Write out every record below exactly as it appears.

** Start TASK DATA **

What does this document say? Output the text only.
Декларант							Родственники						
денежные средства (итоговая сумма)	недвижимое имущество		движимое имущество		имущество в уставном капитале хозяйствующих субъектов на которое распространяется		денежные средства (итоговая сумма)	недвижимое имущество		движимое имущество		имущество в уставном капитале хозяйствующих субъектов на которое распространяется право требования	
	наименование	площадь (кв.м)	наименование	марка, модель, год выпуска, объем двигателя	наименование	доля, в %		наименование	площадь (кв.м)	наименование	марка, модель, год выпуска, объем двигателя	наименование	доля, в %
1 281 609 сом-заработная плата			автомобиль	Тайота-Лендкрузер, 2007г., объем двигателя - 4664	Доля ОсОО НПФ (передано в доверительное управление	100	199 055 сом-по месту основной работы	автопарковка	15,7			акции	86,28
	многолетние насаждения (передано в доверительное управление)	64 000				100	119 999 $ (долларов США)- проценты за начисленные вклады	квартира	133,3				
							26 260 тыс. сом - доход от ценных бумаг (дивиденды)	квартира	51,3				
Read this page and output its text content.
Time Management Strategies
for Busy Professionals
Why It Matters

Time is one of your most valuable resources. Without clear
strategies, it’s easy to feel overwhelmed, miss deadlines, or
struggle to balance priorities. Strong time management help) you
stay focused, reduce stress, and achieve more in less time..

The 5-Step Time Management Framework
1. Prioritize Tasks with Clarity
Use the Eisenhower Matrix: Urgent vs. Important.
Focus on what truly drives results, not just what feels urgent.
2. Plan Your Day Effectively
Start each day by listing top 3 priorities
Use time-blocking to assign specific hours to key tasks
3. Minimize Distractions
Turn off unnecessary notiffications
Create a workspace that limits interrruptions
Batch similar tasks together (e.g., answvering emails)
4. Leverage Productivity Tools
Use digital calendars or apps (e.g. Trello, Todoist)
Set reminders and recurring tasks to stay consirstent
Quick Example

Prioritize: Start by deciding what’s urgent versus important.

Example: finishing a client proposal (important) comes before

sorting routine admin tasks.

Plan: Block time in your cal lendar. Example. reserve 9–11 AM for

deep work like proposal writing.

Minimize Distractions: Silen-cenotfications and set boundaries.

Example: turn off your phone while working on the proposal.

** End TASK DATA **

THE REPLY »
What does this document say? Output the text only.
Декларант							Родственники						
денежные средства (итоговая сумма)	недвижимое имущество		движимое имущество		имущество в уставном капитале хозяйствующих субъектов на которое распространяется		денежные средства (итоговая сумма)	недвижимое имущество		движимое имущество		имущество в уставном капитале хозяйствующих субъектов на которое распространяется право требования	
	наименование	площадь (кв.м)	наименование	марка, модель, год выпуска, объем двигателя	наименование	доля, в %		наименование	площадь (кв.м)	наименование	марка, модель, год выпуска, объем двигателя	наименование	доля, в %
1 281 609 сом-заработная плата			автомобиль	Тайота-Лендкрузер, 2007г., объем двигателя - 4664	Доля ОсОО НПФ (передано в доверительное управление	100	199 055 сом-по месту основной работы	автопарковка	15,7			акции	86,28
	многолетние насаждения (передано в доверительное управление)	64 000				100	119 999 $ (долларов США)- проценты за начисленные вклады	квартира	133,3				
							26 260 тыс. сом - доход от ценных бумаг (дивиденды)	квартира	51,3				
Read this page and output its text content.
Time Management Strategies
for Busy Professionals
Why It Matters

Time is one of your most valuable resources. Without clear
strategies, it’s easy to feel overwhelmed, miss deadlines, or
struggle to balance priorities. Strong time management help) you
stay focused, reduce stress, and achieve more in less time..

The 5-Step Time Management Framework
1. Prioritize Tasks with Clarity
Use the Eisenhower Matrix: Urgent vs. Important.
Focus on what truly drives results, not just what feels urgent.
2. Plan Your Day Effectively
Start each day by listing top 3 priorities
Use time-blocking to assign specific hours to key tasks
3. Minimize Distractions
Turn off unnecessary notiffications
Create a workspace that limits interrruptions
Batch similar tasks together (e.g., answvering emails)
4. Leverage Productivity Tools
Use digital calendars or apps (e.g. Trello, Todoist)
Set reminders and recurring tasks to stay consirstent
Quick Example

Prioritize: Start by deciding what’s urgent versus important.

Example: finishing a client proposal (important) comes before

sorting routine admin tasks.

Plan: Block time in your cal lendar. Example. reserve 9–11 AM for

deep work like proposal writing.

Minimize Distractions: Silen-cenotfications and set boundaries.

Example: turn off your phone while working on the proposal.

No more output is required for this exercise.